→ Page text
------------------------------------------------------------------------

Our wildlife infants often require scheduled bottle feeding. This is the responsibility of the volunteers. The babies are fed, and the amount of formula they consume is recorded at each shift. We keep detailed records of what our infants are eating and drinking so we can monitor their health closely while they are growing and developing. 


It is of the utmost importance that our baby enclosures are scrubbed and disinfected to perfection daily. Any leftover waste can lead to illness for our animals, so we rely on our volunteers and their "elbow grease" to keep the animals healthy. The animals are taken out of the cage during cleaning, then the cage is scrubbed with soap and disinfectant from top to bottom, fencing to floor, branches and walls. 


Volunteers will be responsible for assisting in the daily cleaning of the clinic and quarantine facilities, and the feeding and watering of the patients, if there are any, and learn about safe and hygienic methods of working in these facilities. If interested, volunteers may participate in observing surgeries and any other clinic duties. All volunteer activities in the clinic and quarantine will be supervised by staff. 


Our rehabilitation animals in the main camps have access to an abundance and variety of native and natural foods to eat, on top of their supplemented food. These foods not only supply nutrition, but can also serve medicinal purposes. Our babies and our animals in introduction enclosures do not have access to these foods so we must harvest them daily from around the property so they also may have access to their natural diet.

------------------------------------------------------------------------

→ Data

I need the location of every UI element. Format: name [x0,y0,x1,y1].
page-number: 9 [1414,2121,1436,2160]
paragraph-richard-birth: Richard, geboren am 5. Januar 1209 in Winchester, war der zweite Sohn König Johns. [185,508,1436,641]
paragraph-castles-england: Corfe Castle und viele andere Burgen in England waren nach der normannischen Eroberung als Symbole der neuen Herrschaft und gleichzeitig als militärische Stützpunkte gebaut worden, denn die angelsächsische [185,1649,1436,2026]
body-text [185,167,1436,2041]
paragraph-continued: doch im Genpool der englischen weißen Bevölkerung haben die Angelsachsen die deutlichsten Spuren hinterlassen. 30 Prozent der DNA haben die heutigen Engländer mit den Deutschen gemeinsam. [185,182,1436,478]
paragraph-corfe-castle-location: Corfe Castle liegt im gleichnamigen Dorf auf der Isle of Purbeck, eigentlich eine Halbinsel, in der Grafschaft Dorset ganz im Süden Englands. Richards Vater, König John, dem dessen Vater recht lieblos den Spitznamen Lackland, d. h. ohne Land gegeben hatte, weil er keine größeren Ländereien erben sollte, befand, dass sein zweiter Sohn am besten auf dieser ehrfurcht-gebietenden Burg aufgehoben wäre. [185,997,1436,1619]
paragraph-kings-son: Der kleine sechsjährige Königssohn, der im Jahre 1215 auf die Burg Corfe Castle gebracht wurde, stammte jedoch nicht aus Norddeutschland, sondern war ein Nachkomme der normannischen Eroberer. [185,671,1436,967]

------------------------------------------------------------------------

→ Activity 1
Echo the wildlife volunteer text starting at "Volunteers will be" and ending at "their natural diet.".
→ Activity 2
In the wildlife volunteer text, what is recorded about the babies at each shift?
→ Activity 3
Finish out the next part of the wildlife volunteer text, continuing after its last sentence.
The lines play no part in this work.

→ Answer 1
Volunteers will be responsible for assisting in the daily cleaning of the clinic and quarantine facilities, and the feeding and watering of the patients, if there are any, and learn about safe and hygienic methods of working in these facilities. If interested, volunteers may participate in observing surgeries and any other clinic duties. All volunteer activities in the clinic and quarantine will be supervised by staff. 


Our rehabilitation animals in the main camps have access to an abundance and variety of native and natural foods to eat, on top of their supplemented food. These foods not only supply nutrition, but can also serve medicinal purposes. Our babies and our animals in introduction enclosures do not have access to these foods so we must harvest them daily from around the property so they also may have access to their natural diet.

→ Answer 2
The amount of formula they consume.

→ Answer 3
Riverside prides itself with being one-of-a-kind in it's methods of scientifically studied reintroduction methods and high success rate of releases. With 18 successful baboon and Vervet releases under our belt, we stand out as the most esteemed reintroduction-oriented Primate rehabilitation centre in the world. This requires the assistance of many volunteers to do hundreds of hours of behavioural observations, take flora and fauna surveys on release sites, erect release enclosures and bush camps, and much much more! It's hard work, but is the most rewarding part of working in rehabilitation. 


A very important duty of the Riverside volunteer is to ensure that the Primates under rehabilitation get to experience their natural environment every day. On top of the daily harvested natural foods and browse the babies will get from the volunteers, they will also be taken every day down to the river to climb and forrage (and swim!) on their own, with the volunteers there just to supervise. It is also important for the young Primates to learn to move as a troop, as in the wild they will spand much of their days walking with their troop in search of food.